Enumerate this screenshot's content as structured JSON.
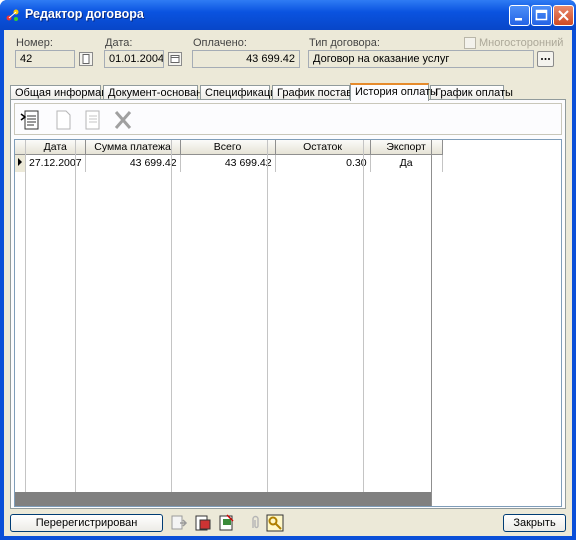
{
  "window": {
    "title": "Редактор договора"
  },
  "header": {
    "number_label": "Номер:",
    "number_value": "42",
    "date_label": "Дата:",
    "date_value": "01.01.2004",
    "paid_label": "Оплачено:",
    "paid_value": "43 699.42",
    "type_label": "Тип договора:",
    "type_value": "Договор на оказание услуг",
    "multilateral_label": "Многосторонний",
    "multilateral_checked": false
  },
  "tabs": [
    {
      "label": "Общая информация"
    },
    {
      "label": "Документ-основание"
    },
    {
      "label": "Спецификация"
    },
    {
      "label": "График поставки"
    },
    {
      "label": "История оплаты",
      "active": true
    },
    {
      "label": "График оплаты"
    }
  ],
  "grid": {
    "columns": [
      "Дата",
      "Сумма платежа",
      "Всего",
      "Остаток",
      "Экспорт"
    ],
    "rows": [
      [
        "27.12.2007",
        "43 699.42",
        "43 699.42",
        "0.30",
        "Да"
      ]
    ]
  },
  "footer": {
    "status_button": "Перерегистрирован",
    "close_button": "Закрыть"
  }
}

** Stated goal **
Count every line in the data where the string "График" occurs. Give nothing except the number.

** Solved exercise **
2